### Auszug zum Lesen
%%
Bei den JungwählerInnen: Veritable Gender Gaps bei FDP und Grünen

Wie kaum anders zu erwarten war, wählte die Mehrheit der jungen Frauen (26%) die junge Frau: Annalena Baerbock. Und das, obwohl die grüne Quotenfrau, ganz wie ihre beiden Mitbewerber, das Thema Frauenpolitik in zwei  Triellen aussparte. Auch am Wahlabend rief Annalena vor allem  „Klimakoalition!“, doch irgendwas mit Frauen kam ihr nicht über die Lippen. Die Jungwählerinnen, für die der Kampf gegen den Klimawandel zweifellos das zentrale Thema ist, haben es ihr offensichtlich nicht übelgenommen.

Und die älteren Wählerinnen wählten wie gewohnt etwas häufiger die Grünen als die Wähler. Wie bei der letzten Bundestagswahl lag der grüne Gender Gap bei drei Prozent (Frauen: 17%, Männer: 14%).

Olaf Scholz hat bei den Wahlen einen Teil des "Frauenbonus" übernommen. - Foto: Florian Gaertner/photothek.de/dpa
Olaf Scholz hat bei den Wahlen einen Teil des "Frauenbonus" übernommen. - Foto: Florian Gaertner/photothek.de/dpa

Und jetzt zum Verlierer des Abends: Armin Laschet verlor nicht nur fast neun Prozent der Stimmen, sondern auch den Frauenbonus, den Angela Merkel der CDU verschafft hatte. Dieser Frauenbonus war eine kleine Sensation gewesen. Denn seit Anfang der 1970er Jahre - sprich: seit Aufbruch der Frauenbewegung - hatte die SPD ein Dauerabo auf die größere Gunst der Wählerinnen gehabt. Die hatten über drei Jahrzehnte lang in der (leider nicht immer begründeten) Hoffnung auf eine fortschrittlichere Frauenpolitik die Sozialdemokraten gewählt.
%%
### Datensätze
%%
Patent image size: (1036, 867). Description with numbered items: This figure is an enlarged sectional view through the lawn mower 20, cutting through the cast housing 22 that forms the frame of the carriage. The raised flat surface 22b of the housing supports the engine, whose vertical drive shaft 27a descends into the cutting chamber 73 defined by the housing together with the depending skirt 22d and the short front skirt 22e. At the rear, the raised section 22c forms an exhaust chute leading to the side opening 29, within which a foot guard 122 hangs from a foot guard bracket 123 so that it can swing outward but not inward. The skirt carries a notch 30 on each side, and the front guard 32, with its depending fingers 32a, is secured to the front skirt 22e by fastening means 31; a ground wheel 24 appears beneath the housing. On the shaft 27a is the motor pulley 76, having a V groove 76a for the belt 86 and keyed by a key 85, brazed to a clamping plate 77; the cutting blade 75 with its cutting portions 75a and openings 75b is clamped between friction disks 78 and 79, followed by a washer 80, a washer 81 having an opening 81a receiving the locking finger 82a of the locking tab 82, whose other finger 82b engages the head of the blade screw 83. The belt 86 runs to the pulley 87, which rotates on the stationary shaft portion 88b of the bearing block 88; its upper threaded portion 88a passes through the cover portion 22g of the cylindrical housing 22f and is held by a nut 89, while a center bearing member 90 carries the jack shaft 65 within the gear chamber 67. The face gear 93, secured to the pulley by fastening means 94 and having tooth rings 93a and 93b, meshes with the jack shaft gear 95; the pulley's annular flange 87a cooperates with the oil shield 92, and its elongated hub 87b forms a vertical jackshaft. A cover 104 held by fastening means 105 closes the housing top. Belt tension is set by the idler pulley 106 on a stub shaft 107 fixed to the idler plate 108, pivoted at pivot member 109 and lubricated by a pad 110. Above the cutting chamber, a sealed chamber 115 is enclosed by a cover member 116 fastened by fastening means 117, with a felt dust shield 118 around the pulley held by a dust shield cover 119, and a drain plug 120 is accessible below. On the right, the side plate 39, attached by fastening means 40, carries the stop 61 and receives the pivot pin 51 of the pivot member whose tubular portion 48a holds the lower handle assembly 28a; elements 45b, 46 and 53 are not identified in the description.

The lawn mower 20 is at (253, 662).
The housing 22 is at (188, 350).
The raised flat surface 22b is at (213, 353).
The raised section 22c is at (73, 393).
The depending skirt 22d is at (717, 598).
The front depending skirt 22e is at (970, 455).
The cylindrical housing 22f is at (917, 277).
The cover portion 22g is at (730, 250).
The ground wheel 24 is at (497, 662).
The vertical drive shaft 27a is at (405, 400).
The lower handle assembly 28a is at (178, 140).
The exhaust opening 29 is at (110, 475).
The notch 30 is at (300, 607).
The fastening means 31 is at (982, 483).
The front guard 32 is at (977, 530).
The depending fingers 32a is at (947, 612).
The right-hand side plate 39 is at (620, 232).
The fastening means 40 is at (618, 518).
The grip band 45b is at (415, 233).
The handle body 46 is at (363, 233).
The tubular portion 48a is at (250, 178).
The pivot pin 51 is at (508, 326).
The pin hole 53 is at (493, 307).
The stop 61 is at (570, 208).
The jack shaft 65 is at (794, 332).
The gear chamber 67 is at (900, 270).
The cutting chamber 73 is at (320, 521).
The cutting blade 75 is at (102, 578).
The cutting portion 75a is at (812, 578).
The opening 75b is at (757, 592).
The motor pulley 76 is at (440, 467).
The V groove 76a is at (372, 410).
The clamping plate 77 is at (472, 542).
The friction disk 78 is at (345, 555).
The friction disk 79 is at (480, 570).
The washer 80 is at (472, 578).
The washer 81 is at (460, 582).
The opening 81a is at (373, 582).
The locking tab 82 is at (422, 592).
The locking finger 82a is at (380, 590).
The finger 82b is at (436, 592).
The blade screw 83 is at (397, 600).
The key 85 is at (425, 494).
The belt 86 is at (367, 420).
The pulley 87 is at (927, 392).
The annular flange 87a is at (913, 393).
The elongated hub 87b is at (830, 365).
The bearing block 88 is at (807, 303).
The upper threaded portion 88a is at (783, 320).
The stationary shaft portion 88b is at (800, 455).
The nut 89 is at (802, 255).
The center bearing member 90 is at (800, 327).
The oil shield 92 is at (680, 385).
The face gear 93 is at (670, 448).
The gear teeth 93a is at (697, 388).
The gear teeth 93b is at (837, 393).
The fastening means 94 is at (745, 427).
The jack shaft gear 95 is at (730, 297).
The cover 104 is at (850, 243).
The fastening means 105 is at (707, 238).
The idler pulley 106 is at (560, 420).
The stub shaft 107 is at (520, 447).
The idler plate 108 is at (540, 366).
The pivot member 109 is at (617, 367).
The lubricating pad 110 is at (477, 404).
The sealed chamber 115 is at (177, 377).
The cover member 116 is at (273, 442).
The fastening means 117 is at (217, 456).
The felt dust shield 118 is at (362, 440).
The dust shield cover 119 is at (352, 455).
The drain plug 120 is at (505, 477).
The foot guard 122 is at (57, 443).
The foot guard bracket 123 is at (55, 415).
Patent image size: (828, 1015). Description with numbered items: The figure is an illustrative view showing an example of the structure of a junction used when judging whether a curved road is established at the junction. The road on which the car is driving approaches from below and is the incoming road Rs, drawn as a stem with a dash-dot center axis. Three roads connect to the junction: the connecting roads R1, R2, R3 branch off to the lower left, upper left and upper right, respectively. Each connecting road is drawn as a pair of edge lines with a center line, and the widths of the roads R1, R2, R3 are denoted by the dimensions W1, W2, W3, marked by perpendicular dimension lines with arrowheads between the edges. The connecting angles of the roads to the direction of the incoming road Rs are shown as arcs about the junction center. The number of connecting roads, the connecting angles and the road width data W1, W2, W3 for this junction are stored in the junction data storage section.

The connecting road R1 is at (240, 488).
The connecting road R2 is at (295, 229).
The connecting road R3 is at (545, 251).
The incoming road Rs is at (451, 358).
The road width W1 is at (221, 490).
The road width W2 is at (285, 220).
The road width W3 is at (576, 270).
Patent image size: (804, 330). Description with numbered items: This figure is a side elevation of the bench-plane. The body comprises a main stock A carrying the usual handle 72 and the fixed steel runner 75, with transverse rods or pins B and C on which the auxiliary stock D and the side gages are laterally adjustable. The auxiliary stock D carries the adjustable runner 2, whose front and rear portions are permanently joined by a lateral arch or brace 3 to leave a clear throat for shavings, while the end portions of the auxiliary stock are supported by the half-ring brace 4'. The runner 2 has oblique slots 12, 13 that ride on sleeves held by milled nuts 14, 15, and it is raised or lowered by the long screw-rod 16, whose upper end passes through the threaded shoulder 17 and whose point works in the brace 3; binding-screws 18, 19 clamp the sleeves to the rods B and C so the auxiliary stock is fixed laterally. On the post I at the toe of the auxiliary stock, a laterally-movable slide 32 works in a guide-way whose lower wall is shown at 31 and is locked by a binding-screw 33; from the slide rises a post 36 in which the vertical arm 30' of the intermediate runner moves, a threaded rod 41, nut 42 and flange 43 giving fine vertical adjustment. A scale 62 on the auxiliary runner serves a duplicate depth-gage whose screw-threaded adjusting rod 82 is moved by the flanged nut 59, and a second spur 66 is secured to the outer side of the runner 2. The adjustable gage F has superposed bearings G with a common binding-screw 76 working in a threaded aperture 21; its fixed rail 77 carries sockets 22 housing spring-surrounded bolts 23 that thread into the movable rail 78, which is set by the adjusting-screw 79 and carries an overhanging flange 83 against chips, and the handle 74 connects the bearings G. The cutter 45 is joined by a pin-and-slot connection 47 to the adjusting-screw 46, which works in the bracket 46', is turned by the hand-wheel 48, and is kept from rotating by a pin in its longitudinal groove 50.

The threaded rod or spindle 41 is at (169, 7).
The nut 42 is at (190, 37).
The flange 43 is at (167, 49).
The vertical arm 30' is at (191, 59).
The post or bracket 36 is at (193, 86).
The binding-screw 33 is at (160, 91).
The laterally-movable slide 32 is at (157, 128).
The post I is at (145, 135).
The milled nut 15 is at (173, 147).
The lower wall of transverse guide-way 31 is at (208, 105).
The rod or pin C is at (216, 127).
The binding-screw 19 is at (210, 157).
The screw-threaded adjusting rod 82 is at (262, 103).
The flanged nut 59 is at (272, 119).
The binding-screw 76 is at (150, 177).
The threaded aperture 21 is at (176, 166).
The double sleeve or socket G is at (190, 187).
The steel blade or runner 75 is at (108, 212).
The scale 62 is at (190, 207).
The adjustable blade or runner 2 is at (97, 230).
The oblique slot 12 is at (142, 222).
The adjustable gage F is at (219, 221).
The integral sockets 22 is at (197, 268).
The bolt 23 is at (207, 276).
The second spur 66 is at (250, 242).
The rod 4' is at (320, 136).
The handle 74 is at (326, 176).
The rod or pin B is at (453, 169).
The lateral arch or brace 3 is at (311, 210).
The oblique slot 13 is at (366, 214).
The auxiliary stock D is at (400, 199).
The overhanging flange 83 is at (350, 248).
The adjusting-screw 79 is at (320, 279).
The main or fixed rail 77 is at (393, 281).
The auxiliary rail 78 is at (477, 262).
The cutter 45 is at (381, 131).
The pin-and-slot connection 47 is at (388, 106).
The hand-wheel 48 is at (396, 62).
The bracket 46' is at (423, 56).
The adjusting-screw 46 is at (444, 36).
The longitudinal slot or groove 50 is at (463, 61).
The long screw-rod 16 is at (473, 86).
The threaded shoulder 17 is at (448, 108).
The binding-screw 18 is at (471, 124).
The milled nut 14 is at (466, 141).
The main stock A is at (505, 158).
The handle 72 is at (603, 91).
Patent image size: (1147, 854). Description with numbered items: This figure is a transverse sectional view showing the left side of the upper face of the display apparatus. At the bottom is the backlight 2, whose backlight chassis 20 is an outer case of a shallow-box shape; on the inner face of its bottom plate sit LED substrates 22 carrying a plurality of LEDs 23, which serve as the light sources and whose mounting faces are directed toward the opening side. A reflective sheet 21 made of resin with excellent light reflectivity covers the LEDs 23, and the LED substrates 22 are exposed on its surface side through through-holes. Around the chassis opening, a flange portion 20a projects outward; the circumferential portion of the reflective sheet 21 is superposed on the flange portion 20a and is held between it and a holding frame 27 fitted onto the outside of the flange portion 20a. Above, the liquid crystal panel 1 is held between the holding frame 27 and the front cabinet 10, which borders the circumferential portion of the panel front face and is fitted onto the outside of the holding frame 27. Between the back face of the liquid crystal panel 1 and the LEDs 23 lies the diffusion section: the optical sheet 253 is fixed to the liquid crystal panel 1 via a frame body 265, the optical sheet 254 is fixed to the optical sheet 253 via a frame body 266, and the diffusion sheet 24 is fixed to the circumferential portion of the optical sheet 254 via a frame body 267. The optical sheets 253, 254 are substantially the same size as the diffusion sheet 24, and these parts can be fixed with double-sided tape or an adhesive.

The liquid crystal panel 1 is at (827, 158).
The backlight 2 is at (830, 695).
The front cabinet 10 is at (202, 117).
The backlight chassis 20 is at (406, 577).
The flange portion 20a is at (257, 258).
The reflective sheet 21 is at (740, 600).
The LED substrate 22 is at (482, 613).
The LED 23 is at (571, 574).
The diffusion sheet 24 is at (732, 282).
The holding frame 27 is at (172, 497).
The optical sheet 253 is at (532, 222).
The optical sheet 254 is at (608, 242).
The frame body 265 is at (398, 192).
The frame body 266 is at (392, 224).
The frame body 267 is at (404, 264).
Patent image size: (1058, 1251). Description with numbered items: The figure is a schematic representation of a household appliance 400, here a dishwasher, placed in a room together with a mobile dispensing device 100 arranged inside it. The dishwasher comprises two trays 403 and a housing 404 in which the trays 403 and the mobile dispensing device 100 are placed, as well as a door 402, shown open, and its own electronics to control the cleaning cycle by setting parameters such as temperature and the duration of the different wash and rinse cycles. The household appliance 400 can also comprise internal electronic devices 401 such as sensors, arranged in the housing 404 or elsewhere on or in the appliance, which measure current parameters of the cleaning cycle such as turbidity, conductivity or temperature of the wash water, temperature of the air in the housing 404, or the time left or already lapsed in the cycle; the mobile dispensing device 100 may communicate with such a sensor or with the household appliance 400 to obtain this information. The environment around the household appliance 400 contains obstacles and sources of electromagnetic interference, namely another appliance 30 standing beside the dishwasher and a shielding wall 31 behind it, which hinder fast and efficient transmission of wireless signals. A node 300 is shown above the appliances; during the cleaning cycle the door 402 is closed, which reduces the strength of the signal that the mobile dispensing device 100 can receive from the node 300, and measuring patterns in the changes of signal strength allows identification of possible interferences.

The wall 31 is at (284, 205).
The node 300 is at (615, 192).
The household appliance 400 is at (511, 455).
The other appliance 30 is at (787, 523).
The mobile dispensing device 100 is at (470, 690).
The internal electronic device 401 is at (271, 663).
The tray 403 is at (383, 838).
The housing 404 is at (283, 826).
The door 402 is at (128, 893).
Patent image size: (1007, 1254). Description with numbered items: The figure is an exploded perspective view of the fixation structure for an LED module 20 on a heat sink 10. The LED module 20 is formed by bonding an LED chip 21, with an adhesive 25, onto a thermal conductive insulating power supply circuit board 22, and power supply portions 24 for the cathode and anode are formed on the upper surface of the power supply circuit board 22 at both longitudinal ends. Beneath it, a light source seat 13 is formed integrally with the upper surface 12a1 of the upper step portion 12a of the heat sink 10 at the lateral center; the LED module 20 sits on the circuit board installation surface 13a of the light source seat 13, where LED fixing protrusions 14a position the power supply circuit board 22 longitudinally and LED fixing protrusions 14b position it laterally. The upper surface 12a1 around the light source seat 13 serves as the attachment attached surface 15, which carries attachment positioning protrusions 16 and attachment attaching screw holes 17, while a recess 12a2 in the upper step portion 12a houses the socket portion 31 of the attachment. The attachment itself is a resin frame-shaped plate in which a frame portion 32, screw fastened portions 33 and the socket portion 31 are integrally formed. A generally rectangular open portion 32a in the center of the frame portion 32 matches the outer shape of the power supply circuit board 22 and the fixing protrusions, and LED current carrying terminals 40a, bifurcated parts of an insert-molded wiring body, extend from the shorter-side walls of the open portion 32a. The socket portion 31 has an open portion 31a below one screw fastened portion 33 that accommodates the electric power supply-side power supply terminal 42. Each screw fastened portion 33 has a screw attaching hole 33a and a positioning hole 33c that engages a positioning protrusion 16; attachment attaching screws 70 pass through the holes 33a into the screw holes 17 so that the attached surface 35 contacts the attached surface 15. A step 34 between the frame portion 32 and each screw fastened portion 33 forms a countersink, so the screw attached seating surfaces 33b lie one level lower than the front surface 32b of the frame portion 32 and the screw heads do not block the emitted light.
%%
### Übungsziel
Schreiben Sie bitte den Artikel über den Gender Gap bei der Bundestagswahl im Anschluss an seinen letzten Satz weiter. Die Einträge sind eigenständiges Material und gehören nicht zum Artikel.

### Übungsergebnis
Dann kam 2005 die Kanzlerin und jagte nach der ersten Legislaturperiode der SPD den Frauenbonus ab. Zum ersten Mal wählte selbst die Mehrheit der Jungwählerinnen Merkels CDU.

Was wurde aus dem Frauenbonus,
den Merkel der CDU verschafft hatte?

Jetzt ist der Frauenbonus weg. Satte acht Prozent mehr Frauen als Männer hatten 2017 die Kanzlerinnenpartei gewählt. 2021 sind es nur noch ein Prozent. Und das durch alle weiblichen Altersgruppen hindurch. Selbst die älteren Frauen über 60, stets eine feste Bank für die Union, wählten die Partei mit Laschet als Frontmann kaum noch häufiger als die gleichaltrigen Männer. Zwar machte in dieser Altersgruppe immer noch jede dritte (34%) ihr Kreuz bei der Union, 2017 aber war es noch fast jede zweite gewesen (46%).

Und schließlich zum Sieger des Abends: Olaf Scholz. Er hat nicht nur 1,6 Millionen Stimmen der CDU-WählerInnen übernommen, sondern auch den Frauenbonus – jedenfalls einen Teil. Drei Prozent mehr Frauen (27%) als Männer (24%) wählten den bekennenden Feministen Scholz – der im Wahlkampf allerdings nicht wirklich als solcher aufgefallen war. Dennoch: Seinen Vorgänger Schulz hatten 2017 weniger Frauen als Männer gewählt. Scholz hingegen gewann – außer bei den Jungwählerinnen – bei Frauen in jeder Altersgruppe. Am meisten bei denen über 60: Hier wählte jede dritte die SPD (35%). 2017 jede vierte (23%).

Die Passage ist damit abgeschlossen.